**What is expected**
Rewrite the lines of the records from the line containing "- y-tick-label: 1600,000: [136, 281, 284, 317]" through the line containing "- y-tick-label: 00,000: [176, 841, 284, 877]", both included, with "data-point" swapped for "marker" and nothing else changed. Give only those lines.

**Records shown**
• • •

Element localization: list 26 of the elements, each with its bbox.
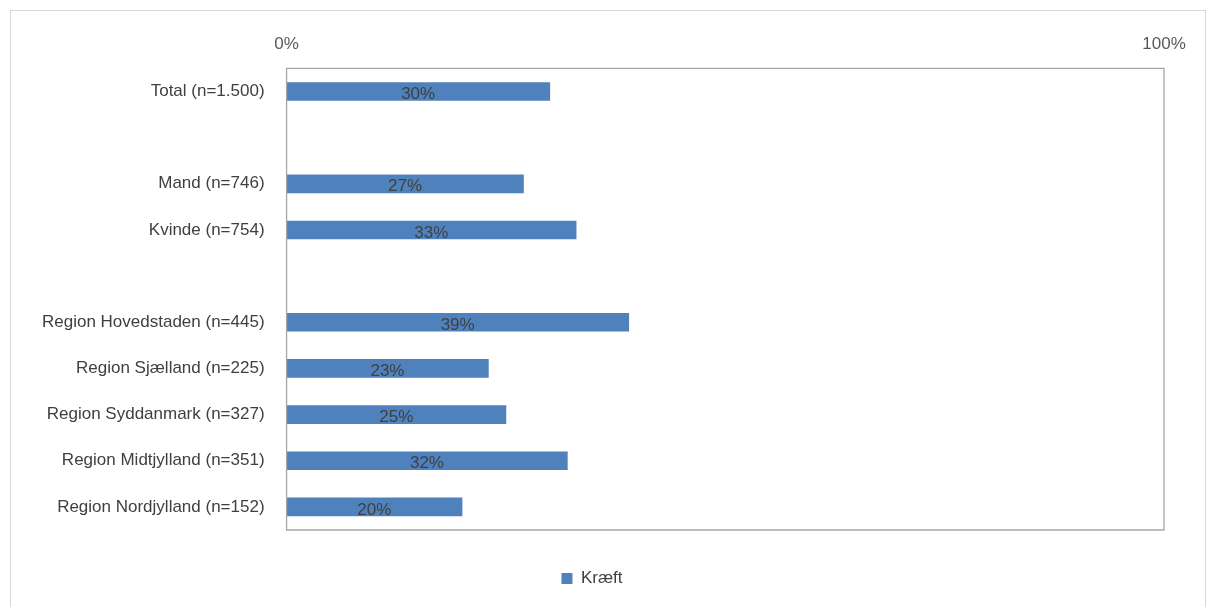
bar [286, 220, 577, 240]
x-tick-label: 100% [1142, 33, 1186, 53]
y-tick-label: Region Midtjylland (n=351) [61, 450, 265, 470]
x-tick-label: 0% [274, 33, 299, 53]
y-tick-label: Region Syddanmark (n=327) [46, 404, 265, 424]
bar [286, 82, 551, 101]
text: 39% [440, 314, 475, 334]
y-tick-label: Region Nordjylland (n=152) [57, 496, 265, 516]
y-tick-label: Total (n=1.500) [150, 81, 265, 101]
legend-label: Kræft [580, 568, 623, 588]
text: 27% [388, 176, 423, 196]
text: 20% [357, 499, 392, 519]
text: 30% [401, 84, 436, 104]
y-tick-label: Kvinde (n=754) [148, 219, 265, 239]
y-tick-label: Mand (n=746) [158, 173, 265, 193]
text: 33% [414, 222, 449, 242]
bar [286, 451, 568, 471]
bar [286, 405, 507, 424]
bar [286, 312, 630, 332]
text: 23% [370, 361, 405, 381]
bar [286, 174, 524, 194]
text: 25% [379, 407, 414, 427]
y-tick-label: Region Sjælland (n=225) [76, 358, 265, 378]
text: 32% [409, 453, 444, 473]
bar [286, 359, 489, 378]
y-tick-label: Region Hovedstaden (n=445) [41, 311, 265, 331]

• • •

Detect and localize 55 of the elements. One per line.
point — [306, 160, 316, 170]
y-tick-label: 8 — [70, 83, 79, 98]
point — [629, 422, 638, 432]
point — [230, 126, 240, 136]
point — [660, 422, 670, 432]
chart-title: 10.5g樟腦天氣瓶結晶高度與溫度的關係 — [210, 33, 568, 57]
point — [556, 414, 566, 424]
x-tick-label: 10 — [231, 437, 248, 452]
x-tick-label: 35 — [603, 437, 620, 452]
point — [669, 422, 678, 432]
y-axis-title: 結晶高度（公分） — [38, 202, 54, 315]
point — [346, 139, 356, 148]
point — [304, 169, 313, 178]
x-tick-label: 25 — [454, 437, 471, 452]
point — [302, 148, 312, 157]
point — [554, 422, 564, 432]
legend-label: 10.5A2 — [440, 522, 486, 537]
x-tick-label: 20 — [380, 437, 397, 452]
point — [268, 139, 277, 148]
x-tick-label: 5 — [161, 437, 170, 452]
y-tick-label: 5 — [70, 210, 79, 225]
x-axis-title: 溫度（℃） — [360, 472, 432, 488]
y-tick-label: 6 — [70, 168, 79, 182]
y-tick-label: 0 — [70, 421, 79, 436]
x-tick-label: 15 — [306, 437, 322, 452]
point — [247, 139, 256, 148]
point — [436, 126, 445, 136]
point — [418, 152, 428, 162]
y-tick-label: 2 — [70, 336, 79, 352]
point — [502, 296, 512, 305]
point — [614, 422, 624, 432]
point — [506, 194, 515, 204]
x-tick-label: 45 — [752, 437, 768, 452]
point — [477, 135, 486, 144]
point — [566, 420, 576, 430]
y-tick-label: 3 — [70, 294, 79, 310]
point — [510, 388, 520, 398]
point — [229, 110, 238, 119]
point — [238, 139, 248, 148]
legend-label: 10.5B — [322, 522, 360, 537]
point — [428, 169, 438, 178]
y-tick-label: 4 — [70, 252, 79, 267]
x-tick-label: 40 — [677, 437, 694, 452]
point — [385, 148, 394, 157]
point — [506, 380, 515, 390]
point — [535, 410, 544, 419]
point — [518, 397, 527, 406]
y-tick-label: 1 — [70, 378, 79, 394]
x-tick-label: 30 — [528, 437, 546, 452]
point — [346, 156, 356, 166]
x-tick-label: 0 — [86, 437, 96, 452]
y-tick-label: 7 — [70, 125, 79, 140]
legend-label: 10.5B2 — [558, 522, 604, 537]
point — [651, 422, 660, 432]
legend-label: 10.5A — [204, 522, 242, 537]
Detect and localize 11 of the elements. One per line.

• • •

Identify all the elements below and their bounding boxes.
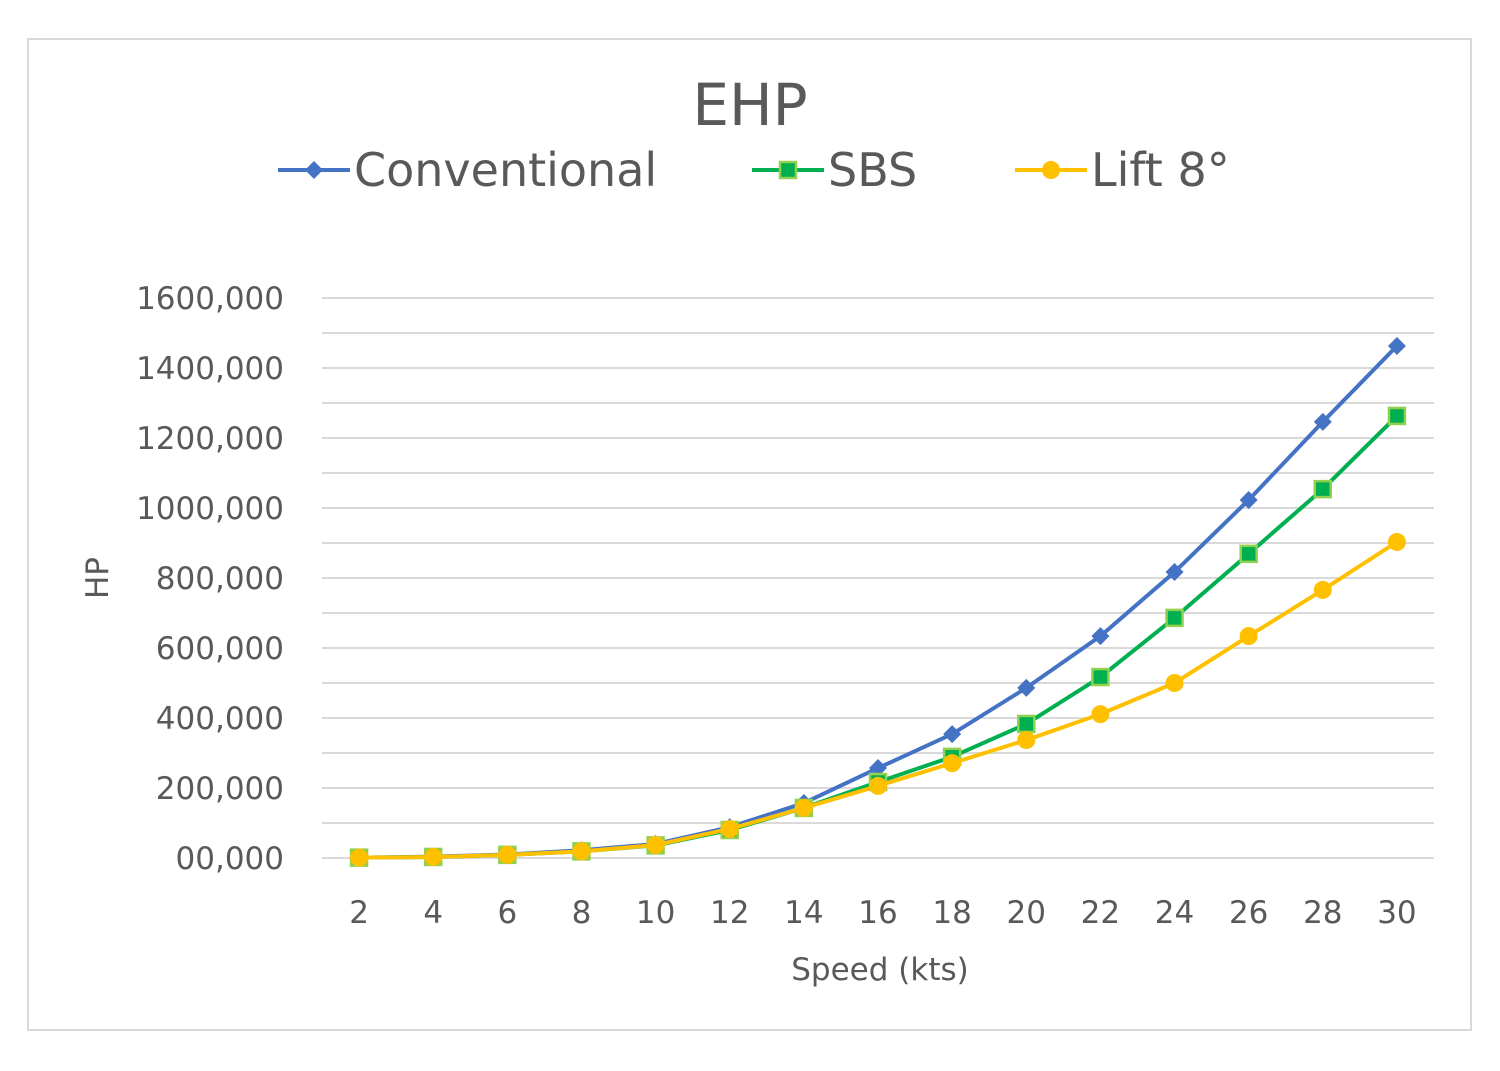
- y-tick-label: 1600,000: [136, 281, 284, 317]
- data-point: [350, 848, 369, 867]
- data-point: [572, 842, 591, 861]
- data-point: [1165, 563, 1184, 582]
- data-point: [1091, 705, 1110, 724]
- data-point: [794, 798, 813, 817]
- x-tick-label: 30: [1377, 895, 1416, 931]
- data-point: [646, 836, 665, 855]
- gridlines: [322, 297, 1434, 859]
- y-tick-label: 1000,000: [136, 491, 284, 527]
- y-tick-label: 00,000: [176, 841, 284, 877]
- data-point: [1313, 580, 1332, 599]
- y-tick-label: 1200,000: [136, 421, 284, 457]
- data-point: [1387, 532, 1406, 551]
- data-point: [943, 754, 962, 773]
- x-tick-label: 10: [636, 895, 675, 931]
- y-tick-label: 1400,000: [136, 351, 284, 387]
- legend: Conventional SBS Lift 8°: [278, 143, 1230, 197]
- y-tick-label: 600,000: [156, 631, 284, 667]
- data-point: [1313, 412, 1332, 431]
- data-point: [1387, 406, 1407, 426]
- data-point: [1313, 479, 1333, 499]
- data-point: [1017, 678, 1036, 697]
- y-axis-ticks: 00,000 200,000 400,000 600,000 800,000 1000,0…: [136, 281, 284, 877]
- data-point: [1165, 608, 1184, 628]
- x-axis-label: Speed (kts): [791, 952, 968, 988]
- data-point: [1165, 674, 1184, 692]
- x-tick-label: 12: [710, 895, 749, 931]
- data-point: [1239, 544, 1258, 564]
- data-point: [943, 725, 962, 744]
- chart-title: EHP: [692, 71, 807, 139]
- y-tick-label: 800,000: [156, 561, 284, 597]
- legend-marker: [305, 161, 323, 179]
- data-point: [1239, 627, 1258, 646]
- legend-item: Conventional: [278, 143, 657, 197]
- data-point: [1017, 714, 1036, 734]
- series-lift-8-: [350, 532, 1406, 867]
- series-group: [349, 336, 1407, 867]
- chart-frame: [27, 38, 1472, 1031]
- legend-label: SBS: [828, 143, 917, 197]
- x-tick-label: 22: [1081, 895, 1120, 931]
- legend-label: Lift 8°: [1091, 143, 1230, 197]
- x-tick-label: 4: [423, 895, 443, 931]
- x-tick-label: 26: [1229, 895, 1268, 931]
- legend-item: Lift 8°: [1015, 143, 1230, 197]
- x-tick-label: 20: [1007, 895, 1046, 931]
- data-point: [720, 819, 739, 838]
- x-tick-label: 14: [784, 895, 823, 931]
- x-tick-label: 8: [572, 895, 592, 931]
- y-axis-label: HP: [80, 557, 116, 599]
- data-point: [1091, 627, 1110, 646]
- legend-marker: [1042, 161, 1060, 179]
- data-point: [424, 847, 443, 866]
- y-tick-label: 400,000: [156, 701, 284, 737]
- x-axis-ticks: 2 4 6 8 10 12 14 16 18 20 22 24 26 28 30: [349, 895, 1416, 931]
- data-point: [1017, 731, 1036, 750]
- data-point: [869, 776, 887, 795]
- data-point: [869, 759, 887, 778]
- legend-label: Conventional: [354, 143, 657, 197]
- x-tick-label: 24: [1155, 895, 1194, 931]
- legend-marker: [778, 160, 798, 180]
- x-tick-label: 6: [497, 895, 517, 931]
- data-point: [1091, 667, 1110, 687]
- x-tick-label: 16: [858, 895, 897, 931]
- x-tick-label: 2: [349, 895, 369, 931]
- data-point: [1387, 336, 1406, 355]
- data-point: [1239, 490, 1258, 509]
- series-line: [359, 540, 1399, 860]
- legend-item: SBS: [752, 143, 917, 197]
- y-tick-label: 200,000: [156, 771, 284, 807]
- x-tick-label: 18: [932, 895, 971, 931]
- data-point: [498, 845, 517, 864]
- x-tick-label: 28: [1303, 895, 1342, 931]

• • •

**Response**
- y-tick-label: 1600,000: [136, 281, 284, 317]
- marker: [350, 848, 369, 867]
- marker: [572, 842, 591, 861]
- marker: [1165, 563, 1184, 582]
- marker: [1091, 705, 1110, 724]
- marker: [794, 798, 813, 817]
- x-tick-label: 30: [1377, 895, 1416, 931]
- marker: [646, 836, 665, 855]
- gridlines: [322, 297, 1434, 859]
- y-tick-label: 1000,000: [136, 491, 284, 527]
- y-tick-label: 00,000: [176, 841, 284, 877]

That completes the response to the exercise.